■ **What to produce**:
Copy the data that follows, character for character, minus the pictures.

— start Records for this exercise —

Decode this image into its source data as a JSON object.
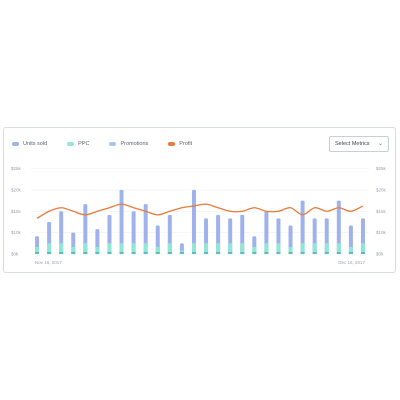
{
  "legend": [
    {
      "label": "Units sold",
      "color": "#9fb2ee"
    },
    {
      "label": "PPC",
      "color": "#92e6d4"
    },
    {
      "label": "Promotions",
      "color": "#a7c5f4"
    },
    {
      "label": "Profit",
      "color": "#e87a3a"
    }
  ],
  "controls": {
    "select_label": "Select Metrics"
  },
  "chart_data": {
    "type": "bar",
    "x_start_label": "Nov 16, 2017",
    "x_end_label": "Dec 16, 2017",
    "y_ticks_left": [
      "$0k",
      "$10k",
      "$15k",
      "$20k",
      "$25k"
    ],
    "y_ticks_right": [
      "$0k",
      "$10k",
      "$15k",
      "$20k",
      "$25k"
    ],
    "ylim": [
      0,
      25
    ],
    "grid": true,
    "legend_position": "top-left",
    "series": [
      {
        "name": "Units sold",
        "type": "bar",
        "color": "#9fb2ee",
        "values": [
          5,
          9,
          12,
          6,
          14,
          7,
          11,
          18,
          12,
          14,
          8,
          11,
          3,
          18,
          10,
          11,
          10,
          11,
          5,
          12,
          10,
          8,
          15,
          10,
          10,
          15,
          8,
          10
        ]
      },
      {
        "name": "PPC",
        "type": "bar",
        "color": "#92e6d4",
        "values": [
          2,
          3,
          3,
          2,
          3,
          2,
          3,
          3,
          3,
          3,
          2,
          3,
          1,
          3,
          3,
          3,
          3,
          3,
          2,
          3,
          3,
          2,
          3,
          3,
          3,
          3,
          2,
          3
        ]
      },
      {
        "name": "Profit",
        "type": "line",
        "color": "#e87a3a",
        "values": [
          10,
          12,
          13,
          12,
          11,
          12,
          13,
          14,
          13,
          12,
          11,
          12,
          13,
          13.5,
          14,
          13,
          12,
          12,
          13,
          12,
          12,
          13,
          11,
          13,
          12,
          13,
          12,
          13.5
        ]
      }
    ]
  }
}
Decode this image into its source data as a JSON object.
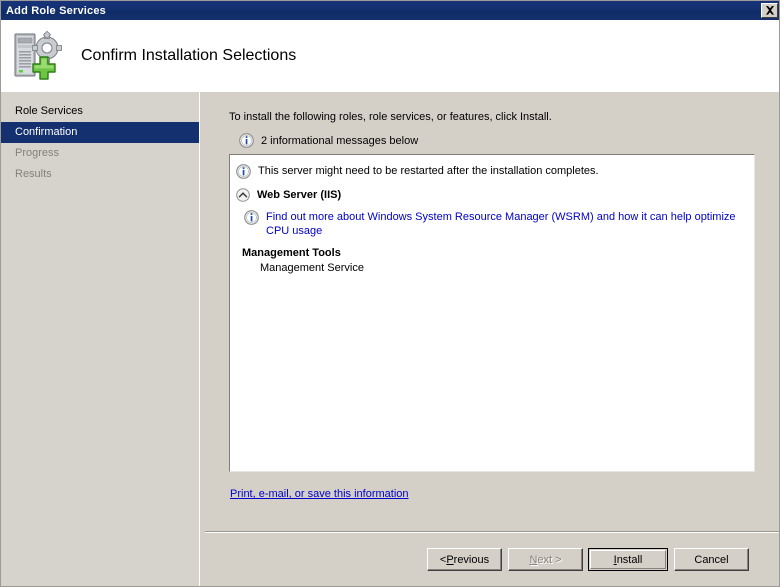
{
  "window": {
    "title": "Add Role Services",
    "close_icon": "close-icon"
  },
  "header": {
    "title": "Confirm Installation Selections",
    "icon": "server-add-icon"
  },
  "sidebar": {
    "items": [
      {
        "label": "Role Services",
        "state": "normal"
      },
      {
        "label": "Confirmation",
        "state": "selected"
      },
      {
        "label": "Progress",
        "state": "disabled"
      },
      {
        "label": "Results",
        "state": "disabled"
      }
    ]
  },
  "main": {
    "intro_text": "To install the following roles, role services, or features, click Install.",
    "info_summary": "2 informational messages below",
    "info_icon": "info-icon",
    "listbox": {
      "restart_notice": "This server might need to be restarted after the installation completes.",
      "section": {
        "title": "Web Server (IIS)",
        "collapse_icon": "chevron-up-circle-icon",
        "wsrm_link": "Find out more about Windows System Resource Manager (WSRM) and how it can help optimize CPU usage",
        "group_title": "Management Tools",
        "group_item": "Management Service"
      }
    },
    "print_link": "Print, e-mail, or save this information"
  },
  "buttons": {
    "previous": {
      "prefix": "< ",
      "accel": "P",
      "rest": "revious"
    },
    "next": {
      "prefix": "",
      "accel": "N",
      "rest": "ext >"
    },
    "install": {
      "prefix": "",
      "accel": "I",
      "rest": "nstall"
    },
    "cancel": {
      "label": "Cancel"
    }
  },
  "colors": {
    "titlebar": "#14306e",
    "selection": "#14306e",
    "dialog_face": "#d4d0c8",
    "link": "#0000cc",
    "disabled_text": "#84817b"
  }
}
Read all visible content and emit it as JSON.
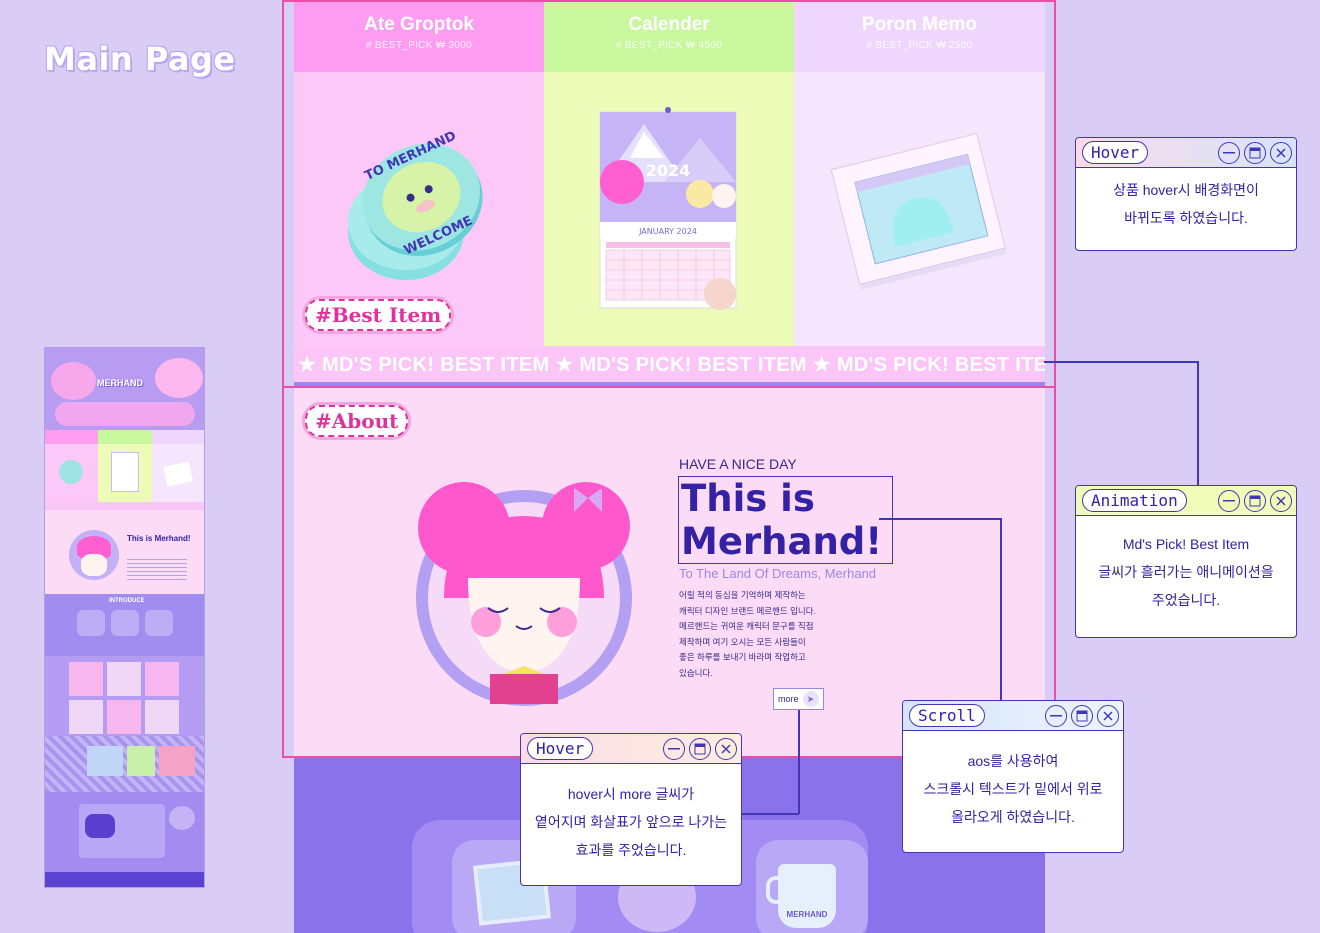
{
  "page_title": "Main Page",
  "products": [
    {
      "name": "Ate Groptok",
      "meta": "# BEST_PICK   ₩ 3000",
      "head_color": "#fd9cf0",
      "body_color": "#fcc8f7"
    },
    {
      "name": "Calender",
      "meta": "# BEST_PICK   ₩ 4500",
      "head_color": "#c8f79e",
      "body_color": "#ecfcb8"
    },
    {
      "name": "Poron Memo",
      "meta": "# BEST_PICK   ₩ 2500",
      "head_color": "#efd6fc",
      "body_color": "#f6e6fd"
    }
  ],
  "best_item_tag": "#Best Item",
  "marquee_text": "★ MD'S PICK! BEST ITEM ★ MD'S PICK! BEST ITEM ★ MD'S PICK! BEST ITEM",
  "about": {
    "tag": "#About",
    "eyebrow": "HAVE A NICE DAY",
    "headline_1": "This is",
    "headline_2": "Merhand!",
    "subline": "To The Land Of Dreams, Merhand",
    "body": [
      "어릴 적의 동심을 기억하며 제작하는",
      "캐릭터 디자인 브랜드 메르핸드 입니다.",
      "메르핸드는 귀여운 캐릭터 문구를 직접",
      "제작하며 여기 오시는 모든 사람들이",
      "좋은 하루를 보내기 바라며 작업하고",
      "있습니다."
    ],
    "more_label": "more"
  },
  "merch": {
    "popsocket_text": "WELCOME TO MERHAND",
    "calendar_year": "2024",
    "calendar_month": "JANUARY 2024",
    "mug_text": "MERHAND"
  },
  "annotations": {
    "hover_top": {
      "label": "Hover",
      "lines": [
        "상품 hover시 배경화면이",
        "바뀌도록 하였습니다."
      ]
    },
    "animation": {
      "label": "Animation",
      "lines": [
        "Md's Pick! Best Item",
        "글씨가 흘러가는 애니메이션을",
        "주었습니다."
      ]
    },
    "scroll": {
      "label": "Scroll",
      "lines": [
        "aos를 사용하여",
        "스크롤시 텍스트가 밑에서 위로",
        "올라오게 하였습니다."
      ]
    },
    "hover_more": {
      "label": "Hover",
      "lines": [
        "hover시 more 글씨가",
        "옅어지며 화살표가 앞으로 나가는",
        "효과를 주었습니다."
      ]
    }
  },
  "thumbnail": {
    "logo": "MERHAND",
    "section_introduce": "INTRODUCE",
    "headline": "This is Merhand!"
  },
  "colors": {
    "background": "#d9cdf5",
    "accent_outline": "#ea4fa6",
    "ink": "#3322a6",
    "pink_tag": "#e0329d"
  }
}
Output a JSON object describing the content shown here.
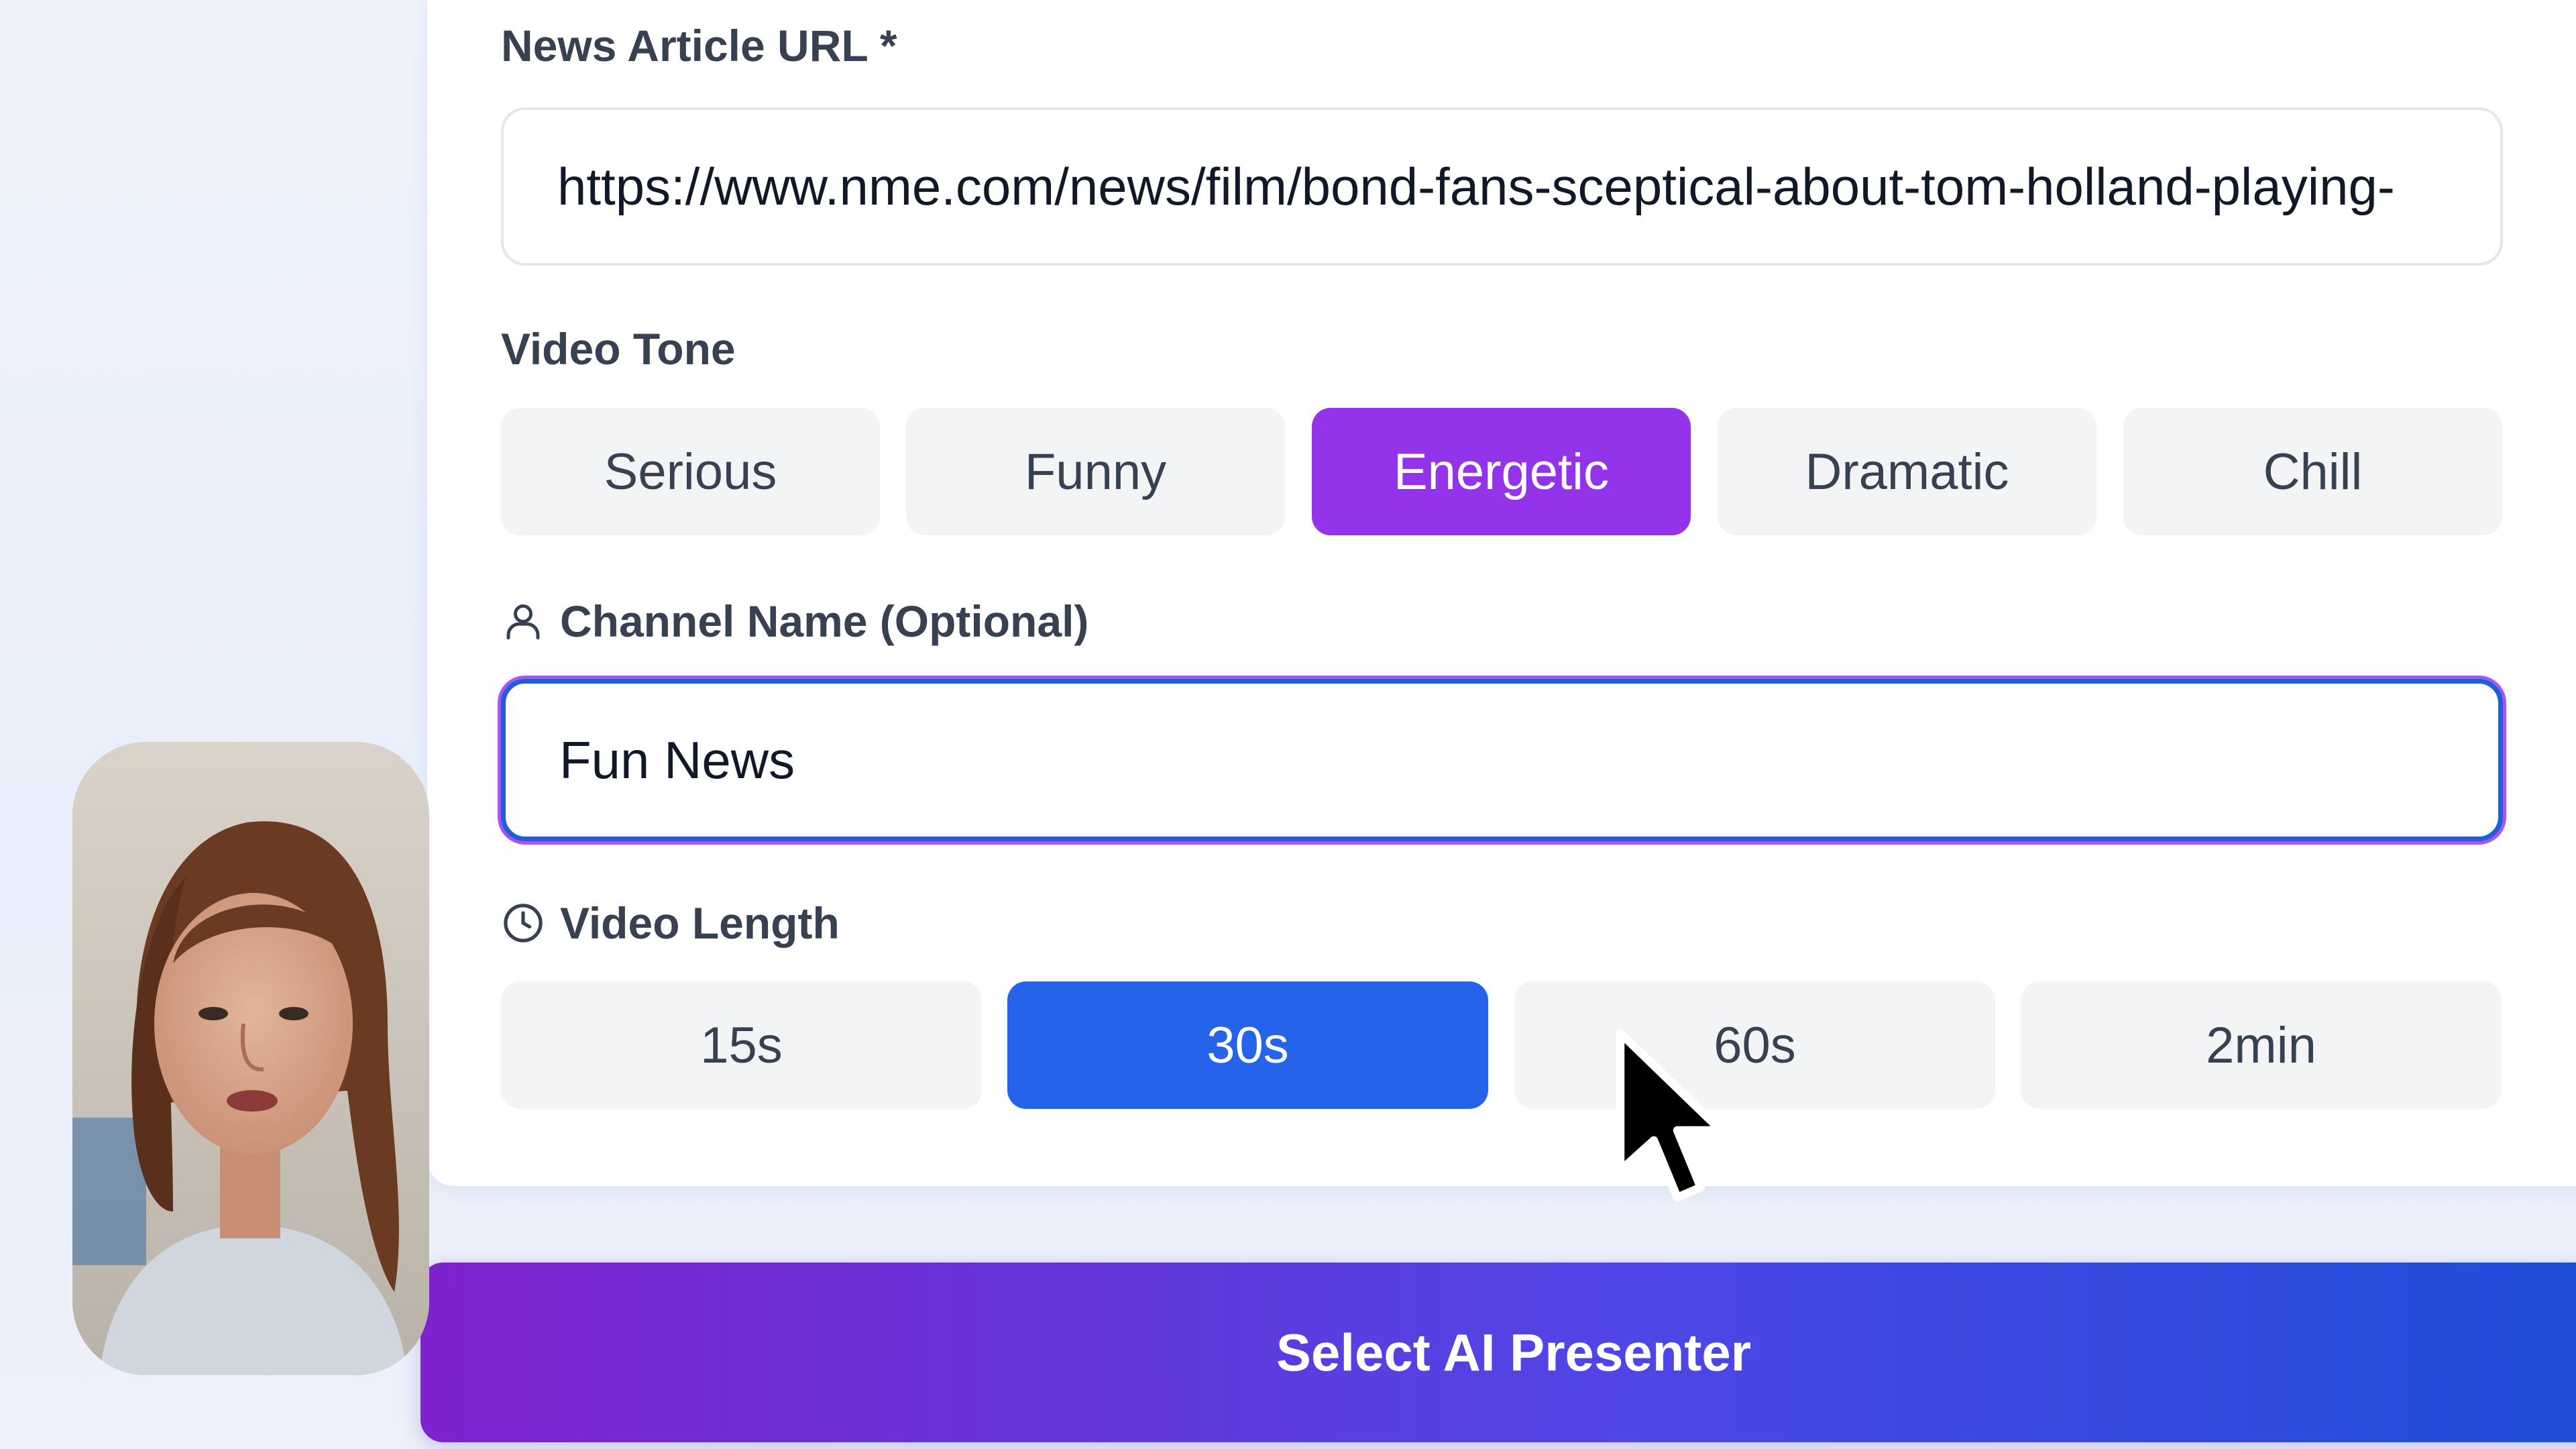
{
  "form": {
    "url": {
      "label": "News Article URL *",
      "value": "https://www.nme.com/news/film/bond-fans-sceptical-about-tom-holland-playing-"
    },
    "tone": {
      "label": "Video Tone",
      "options": [
        "Serious",
        "Funny",
        "Energetic",
        "Dramatic",
        "Chill"
      ],
      "selected": "Energetic"
    },
    "channel": {
      "label": "Channel Name (Optional)",
      "value": "Fun News",
      "icon": "user-icon"
    },
    "length": {
      "label": "Video Length",
      "options": [
        "15s",
        "30s",
        "60s",
        "2min"
      ],
      "selected": "30s",
      "icon": "clock-icon"
    }
  },
  "primary_button": {
    "label": "Select AI Presenter"
  },
  "colors": {
    "tone_selected": "#9333ea",
    "length_selected": "#2563eb",
    "unselected_bg": "#f3f4f6",
    "focus_ring": "#1d5fd6",
    "button_gradient_start": "#7e22ce",
    "button_gradient_end": "#1d4ed8"
  }
}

— end Records for this exercise —

■ **Response to the exercise**:
Decode this image into its source data as a JSON object.
{
  "legend": [
    {
      "label": "Units sold",
      "color": "#9fb2ee"
    },
    {
      "label": "PPC",
      "color": "#92e6d4"
    },
    {
      "label": "Promotions",
      "color": "#a7c5f4"
    },
    {
      "label": "Profit",
      "color": "#e87a3a"
    }
  ],
  "controls": {
    "select_label": "Select Metrics"
  },
  "chart_data": {
    "type": "bar",
    "x_start_label": "Nov 16, 2017",
    "x_end_label": "Dec 16, 2017",
    "y_ticks_left": [
      "$0k",
      "$10k",
      "$15k",
      "$20k",
      "$25k"
    ],
    "y_ticks_right": [
      "$0k",
      "$10k",
      "$15k",
      "$20k",
      "$25k"
    ],
    "ylim": [
      0,
      25
    ],
    "grid": true,
    "legend_position": "top-left",
    "series": [
      {
        "name": "Units sold",
        "type": "bar",
        "color": "#9fb2ee",
        "values": [
          5,
          9,
          12,
          6,
          14,
          7,
          11,
          18,
          12,
          14,
          8,
          11,
          3,
          18,
          10,
          11,
          10,
          11,
          5,
          12,
          10,
          8,
          15,
          10,
          10,
          15,
          8,
          10
        ]
      },
      {
        "name": "PPC",
        "type": "bar",
        "color": "#92e6d4",
        "values": [
          2,
          3,
          3,
          2,
          3,
          2,
          3,
          3,
          3,
          3,
          2,
          3,
          1,
          3,
          3,
          3,
          3,
          3,
          2,
          3,
          3,
          2,
          3,
          3,
          3,
          3,
          2,
          3
        ]
      },
      {
        "name": "Profit",
        "type": "line",
        "color": "#e87a3a",
        "values": [
          10,
          12,
          13,
          12,
          11,
          12,
          13,
          14,
          13,
          12,
          11,
          12,
          13,
          13.5,
          14,
          13,
          12,
          12,
          13,
          12,
          12,
          13,
          11,
          13,
          12,
          13,
          12,
          13.5
        ]
      }
    ]
  }
}
Decode this image into its source data as a JSON object.
{
  "window": {
    "title": "Add Role Services",
    "close_icon": "close-icon"
  },
  "header": {
    "title": "Confirm Installation Selections",
    "icon": "server-add-icon"
  },
  "sidebar": {
    "items": [
      {
        "label": "Role Services",
        "state": "normal"
      },
      {
        "label": "Confirmation",
        "state": "selected"
      },
      {
        "label": "Progress",
        "state": "disabled"
      },
      {
        "label": "Results",
        "state": "disabled"
      }
    ]
  },
  "main": {
    "intro_text": "To install the following roles, role services, or features, click Install.",
    "info_summary": "2 informational messages below",
    "info_icon": "info-icon",
    "listbox": {
      "restart_notice": "This server might need to be restarted after the installation completes.",
      "section": {
        "title": "Web Server (IIS)",
        "collapse_icon": "chevron-up-circle-icon",
        "wsrm_link": "Find out more about Windows System Resource Manager (WSRM) and how it can help optimize CPU usage",
        "group_title": "Management Tools",
        "group_item": "Management Service"
      }
    },
    "print_link": "Print, e-mail, or save this information"
  },
  "buttons": {
    "previous": {
      "prefix": "< ",
      "accel": "P",
      "rest": "revious"
    },
    "next": {
      "prefix": "",
      "accel": "N",
      "rest": "ext >"
    },
    "install": {
      "prefix": "",
      "accel": "I",
      "rest": "nstall"
    },
    "cancel": {
      "label": "Cancel"
    }
  },
  "colors": {
    "titlebar": "#14306e",
    "selection": "#14306e",
    "dialog_face": "#d4d0c8",
    "link": "#0000cc",
    "disabled_text": "#84817b"
  }
}
Read all visible content and emit it as JSON.
{
  "page_title": "Main Page",
  "products": [
    {
      "name": "Ate Groptok",
      "meta": "# BEST_PICK   ₩ 3000",
      "head_color": "#fd9cf0",
      "body_color": "#fcc8f7"
    },
    {
      "name": "Calender",
      "meta": "# BEST_PICK   ₩ 4500",
      "head_color": "#c8f79e",
      "body_color": "#ecfcb8"
    },
    {
      "name": "Poron Memo",
      "meta": "# BEST_PICK   ₩ 2500",
      "head_color": "#efd6fc",
      "body_color": "#f6e6fd"
    }
  ],
  "best_item_tag": "#Best Item",
  "marquee_text": "★ MD'S PICK! BEST ITEM ★ MD'S PICK! BEST ITEM ★ MD'S PICK! BEST ITEM",
  "about": {
    "tag": "#About",
    "eyebrow": "HAVE A NICE DAY",
    "headline_1": "This is",
    "headline_2": "Merhand!",
    "subline": "To The Land Of Dreams, Merhand",
    "body": [
      "어릴 적의 동심을 기억하며 제작하는",
      "캐릭터 디자인 브랜드 메르핸드 입니다.",
      "메르핸드는 귀여운 캐릭터 문구를 직접",
      "제작하며 여기 오시는 모든 사람들이",
      "좋은 하루를 보내기 바라며 작업하고",
      "있습니다."
    ],
    "more_label": "more"
  },
  "merch": {
    "popsocket_text": "WELCOME TO MERHAND",
    "calendar_year": "2024",
    "calendar_month": "JANUARY 2024",
    "mug_text": "MERHAND"
  },
  "annotations": {
    "hover_top": {
      "label": "Hover",
      "lines": [
        "상품 hover시 배경화면이",
        "바뀌도록 하였습니다."
      ]
    },
    "animation": {
      "label": "Animation",
      "lines": [
        "Md's Pick! Best Item",
        "글씨가 흘러가는 애니메이션을",
        "주었습니다."
      ]
    },
    "scroll": {
      "label": "Scroll",
      "lines": [
        "aos를 사용하여",
        "스크롤시 텍스트가 밑에서 위로",
        "올라오게 하였습니다."
      ]
    },
    "hover_more": {
      "label": "Hover",
      "lines": [
        "hover시 more 글씨가",
        "옅어지며 화살표가 앞으로 나가는",
        "효과를 주었습니다."
      ]
    }
  },
  "thumbnail": {
    "logo": "MERHAND",
    "section_introduce": "INTRODUCE",
    "headline": "This is Merhand!"
  },
  "colors": {
    "background": "#d9cdf5",
    "accent_outline": "#ea4fa6",
    "ink": "#3322a6",
    "pink_tag": "#e0329d"
  }
}
Output a JSON object describing the content shown here.
{
  "form": {
    "url": {
      "label": "News Article URL *",
      "value": "https://www.nme.com/news/film/bond-fans-sceptical-about-tom-holland-playing-"
    },
    "tone": {
      "label": "Video Tone",
      "options": [
        "Serious",
        "Funny",
        "Energetic",
        "Dramatic",
        "Chill"
      ],
      "selected": "Energetic"
    },
    "channel": {
      "label": "Channel Name (Optional)",
      "value": "Fun News",
      "icon": "user-icon"
    },
    "length": {
      "label": "Video Length",
      "options": [
        "15s",
        "30s",
        "60s",
        "2min"
      ],
      "selected": "30s",
      "icon": "clock-icon"
    }
  },
  "primary_button": {
    "label": "Select AI Presenter"
  },
  "colors": {
    "tone_selected": "#9333ea",
    "length_selected": "#2563eb",
    "unselected_bg": "#f3f4f6",
    "focus_ring": "#1d5fd6",
    "button_gradient_start": "#7e22ce",
    "button_gradient_end": "#1d4ed8"
  }
}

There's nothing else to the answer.